## [Teks yang Ditampilkan]
┄┄┄┄┄┄┄┄┄┄

Sultan Agung, dimasa muda bernama raden Jetmiko lalu berubah menjadi raden mas Rangsang. Setelah menjadi raja bergelar Pangeran Ingalaga. Kekuasaan politik (duniawi) sukses terpegang setelah ia menguasai seluruh pulau Jawa kecuali Banten dan Batavia. Kekuasaan duniawi tersebut menjadi kekuasaan spiritual (Islam dengan kultus raja) yang disebabkan oleh takluknya tempat-tempat suci (daerah suci yang berkembang menjadi kerajaan) seperti Cirebon, Demak, Kudus, terutama Giri-Gresik – karena pengaruh keturunan Sunan Giri masih sangat kuat – berhasil ditaklukan Mataram. Namun hal itu menjadi tidak begitu berarti jika tidak didukung oleh perolehan gelar Sunan (Susuhunan) dan Sultan dari Makah, yang mana kedua gelar menjadi batas sikapnya untuk menjadi semakin ketat menjalankan Islam.
Pergantian gelar dari Pangeran Ingalaga menjadi Susuhunan Ingalaga Mataram dilakukan pada peringatan Garebek pada tanggal 16 Agustus 1624 setelah menang Mataram menang atas Madura, yang ini menunjukan dari Pangeran menuju raja seluruh Jawa.
Dalam kesehariannya Sultan Agung memakai kopiah (kuluk) putih dan terompah kayu layaknya seperti santri. Dia juga mengharuskan para pejabat kraton dan para prajuritnya untuk khitan, memotong rambut, dan sholat Jum`at, yang tidak terjadi lagi setelah Sultan Agung wafat.
Dan yang paling berpengaruh, ketika Sultan Agung melakukan perbaikan atas kompleks makam di Tembayat yang dihancurkannya karena menjadi basis pemberontakan para agamawan (Islam dan pertapa Hindu-Budha). Sultan Agung juga berziarah ke makam keramat tersebut dan sepulangnya dari sana ia mengubah penanggalan Jawa menjadi penanggalan Islam.
Meski menegakan “syariat Islam” rupanya Sultan Agung juga masih memberikan tempat para pertapa Hindu-Budha. Namun oleh masyarakat Mataram mereka dipandang sebagai orang suci Islam, karena penerimaan para pertapa tersebut pada mistik Islam (tasawuf) dan perilaku para pertapa yang selalu menjaga makam orang-orang suci Islam.
Hubungan baik dengan Makkah dimungkinkan mengingat Mataram menguasai hampir seluruh pesisir pulau Jawa dan beberapa tempat di Sumatera (Palembang dan Jambi) serta Kalimantan (Sukadana). Menurut mitos, karena kesaktiannya Sultan Agung bisa setiap Jum`at sholat di Makkah, dan Sultan Agung membangun kompleks makam di Imogiri, karena tanah Makkah yang dikirim jatuh ke lokasi tersebut.

┄┄┄┄┄┄┄┄┄┄

## [Yang Perlu Dikerjakan]
- a) Tentukan apakah setiap pernyataan berikut sesuai dengan teks tentang Sultan Agung di atas: (i) Sultan Agung menguasai seluruh pulau Jawa termasuk Banten; (ii) pergantian gelar menjadi Susuhunan Ingalaga Mataram dilakukan pada tanggal 16 Agustus 1624; (iii) dalam kesehariannya Sultan Agung memakai kopiah hitam. Jawab ya atau tidak untuk masing-masing dan kutip kata-kata penentunya dari teks.
- b) Tuliskan kembali bagian teks tentang Sultan Agung di atas, mulai dari kata-kata "Pergantian gelar dari" dan berakhir pada kata-kata "menjadi penanggalan Islam.".

┄┄┄┄┄┄┄┄┄┄

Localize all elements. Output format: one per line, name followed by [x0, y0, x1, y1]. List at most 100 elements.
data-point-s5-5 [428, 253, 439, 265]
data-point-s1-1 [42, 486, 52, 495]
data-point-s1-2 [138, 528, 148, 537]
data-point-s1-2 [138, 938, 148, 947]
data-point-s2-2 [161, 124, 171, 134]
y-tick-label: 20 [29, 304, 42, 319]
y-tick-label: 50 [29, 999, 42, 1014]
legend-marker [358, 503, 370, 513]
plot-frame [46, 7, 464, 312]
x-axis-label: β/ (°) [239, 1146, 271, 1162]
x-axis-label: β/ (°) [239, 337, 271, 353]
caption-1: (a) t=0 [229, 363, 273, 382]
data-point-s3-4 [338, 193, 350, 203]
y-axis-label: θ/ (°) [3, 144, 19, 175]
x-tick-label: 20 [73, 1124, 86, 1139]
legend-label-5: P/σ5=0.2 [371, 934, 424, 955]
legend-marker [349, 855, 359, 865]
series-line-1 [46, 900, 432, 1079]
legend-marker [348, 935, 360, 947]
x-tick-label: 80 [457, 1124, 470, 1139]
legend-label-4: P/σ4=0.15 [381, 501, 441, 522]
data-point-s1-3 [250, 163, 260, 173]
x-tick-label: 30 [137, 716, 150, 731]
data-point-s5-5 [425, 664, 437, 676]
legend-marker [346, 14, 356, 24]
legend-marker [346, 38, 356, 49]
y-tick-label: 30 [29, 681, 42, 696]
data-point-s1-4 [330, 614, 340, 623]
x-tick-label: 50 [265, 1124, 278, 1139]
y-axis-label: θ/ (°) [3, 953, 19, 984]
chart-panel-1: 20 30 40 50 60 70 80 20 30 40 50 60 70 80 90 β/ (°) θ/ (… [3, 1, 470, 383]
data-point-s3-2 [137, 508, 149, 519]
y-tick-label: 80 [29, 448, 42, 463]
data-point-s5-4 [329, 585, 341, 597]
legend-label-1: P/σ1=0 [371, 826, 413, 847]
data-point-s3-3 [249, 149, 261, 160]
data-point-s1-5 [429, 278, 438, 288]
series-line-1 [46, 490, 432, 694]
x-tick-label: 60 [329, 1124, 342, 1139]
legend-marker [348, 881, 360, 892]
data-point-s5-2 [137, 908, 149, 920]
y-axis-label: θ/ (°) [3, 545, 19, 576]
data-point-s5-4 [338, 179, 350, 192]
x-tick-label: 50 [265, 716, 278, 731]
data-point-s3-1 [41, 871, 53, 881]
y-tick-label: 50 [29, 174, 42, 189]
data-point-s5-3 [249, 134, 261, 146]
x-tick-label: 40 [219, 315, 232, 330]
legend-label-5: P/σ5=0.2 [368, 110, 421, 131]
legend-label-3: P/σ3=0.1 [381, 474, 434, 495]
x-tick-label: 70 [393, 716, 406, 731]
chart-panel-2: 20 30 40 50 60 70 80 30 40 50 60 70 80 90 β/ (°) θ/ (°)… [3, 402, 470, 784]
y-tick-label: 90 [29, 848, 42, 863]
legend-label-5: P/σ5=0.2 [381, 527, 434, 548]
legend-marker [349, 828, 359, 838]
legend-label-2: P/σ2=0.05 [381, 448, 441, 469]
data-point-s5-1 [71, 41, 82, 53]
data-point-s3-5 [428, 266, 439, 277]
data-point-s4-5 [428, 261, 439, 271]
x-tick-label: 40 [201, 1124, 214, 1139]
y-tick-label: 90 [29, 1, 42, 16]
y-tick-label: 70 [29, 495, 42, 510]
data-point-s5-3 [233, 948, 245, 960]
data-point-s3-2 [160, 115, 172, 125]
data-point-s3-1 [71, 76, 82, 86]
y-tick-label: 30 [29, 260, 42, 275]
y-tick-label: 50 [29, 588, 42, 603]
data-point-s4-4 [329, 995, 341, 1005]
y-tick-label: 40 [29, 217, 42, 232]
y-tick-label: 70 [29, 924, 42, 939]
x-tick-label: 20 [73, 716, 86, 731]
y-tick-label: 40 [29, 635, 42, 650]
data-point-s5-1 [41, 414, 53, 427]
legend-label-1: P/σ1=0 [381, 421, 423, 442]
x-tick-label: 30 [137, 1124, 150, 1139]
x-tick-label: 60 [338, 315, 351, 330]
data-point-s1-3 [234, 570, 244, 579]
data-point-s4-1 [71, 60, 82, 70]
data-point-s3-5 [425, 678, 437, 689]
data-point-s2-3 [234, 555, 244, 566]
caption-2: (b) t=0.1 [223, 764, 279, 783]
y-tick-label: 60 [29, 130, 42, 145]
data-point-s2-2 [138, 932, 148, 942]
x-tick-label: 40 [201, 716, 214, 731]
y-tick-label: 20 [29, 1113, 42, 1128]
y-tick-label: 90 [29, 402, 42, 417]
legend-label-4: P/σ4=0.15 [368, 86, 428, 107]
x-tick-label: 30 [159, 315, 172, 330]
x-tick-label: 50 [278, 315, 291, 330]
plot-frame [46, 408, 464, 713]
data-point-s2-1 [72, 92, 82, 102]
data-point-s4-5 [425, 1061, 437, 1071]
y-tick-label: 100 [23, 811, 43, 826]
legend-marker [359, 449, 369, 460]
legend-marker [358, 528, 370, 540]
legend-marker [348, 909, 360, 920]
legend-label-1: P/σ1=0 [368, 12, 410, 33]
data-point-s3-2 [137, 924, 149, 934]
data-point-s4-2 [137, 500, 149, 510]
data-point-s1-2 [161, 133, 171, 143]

┄┄┄┄┄┄┄┄┄┄

## [Pembahasan Jawaban]
- a)
(i) Tidak: "menguasai seluruh pulau Jawa kecuali Banten dan Batavia".
(ii) Ya: "dilakukan pada peringatan Garebek pada tanggal 16 Agustus 1624".
(iii) Tidak: "Sultan Agung memakai kopiah (kuluk) putih dan terompah kayu".

- b)
Pergantian gelar dari Pangeran Ingalaga menjadi Susuhunan Ingalaga Mataram dilakukan pada peringatan Garebek pada tanggal 16 Agustus 1624 setelah menang Mataram menang atas Madura, yang ini menunjukan dari Pangeran menuju raja seluruh Jawa.
Dalam kesehariannya Sultan Agung memakai kopiah (kuluk) putih dan terompah kayu layaknya seperti santri. Dia juga mengharuskan para pejabat kraton dan para prajuritnya untuk khitan, memotong rambut, dan sholat Jum`at, yang tidak terjadi lagi setelah Sultan Agung wafat.
Dan yang paling berpengaruh, ketika Sultan Agung melakukan perbaikan atas kompleks makam di Tembayat yang dihancurkannya karena menjadi basis pemberontakan para agamawan (Islam dan pertapa Hindu-Budha). Sultan Agung juga berziarah ke makam keramat tersebut dan sepulangnya dari sana ia mengubah penanggalan Jawa menjadi penanggalan Islam.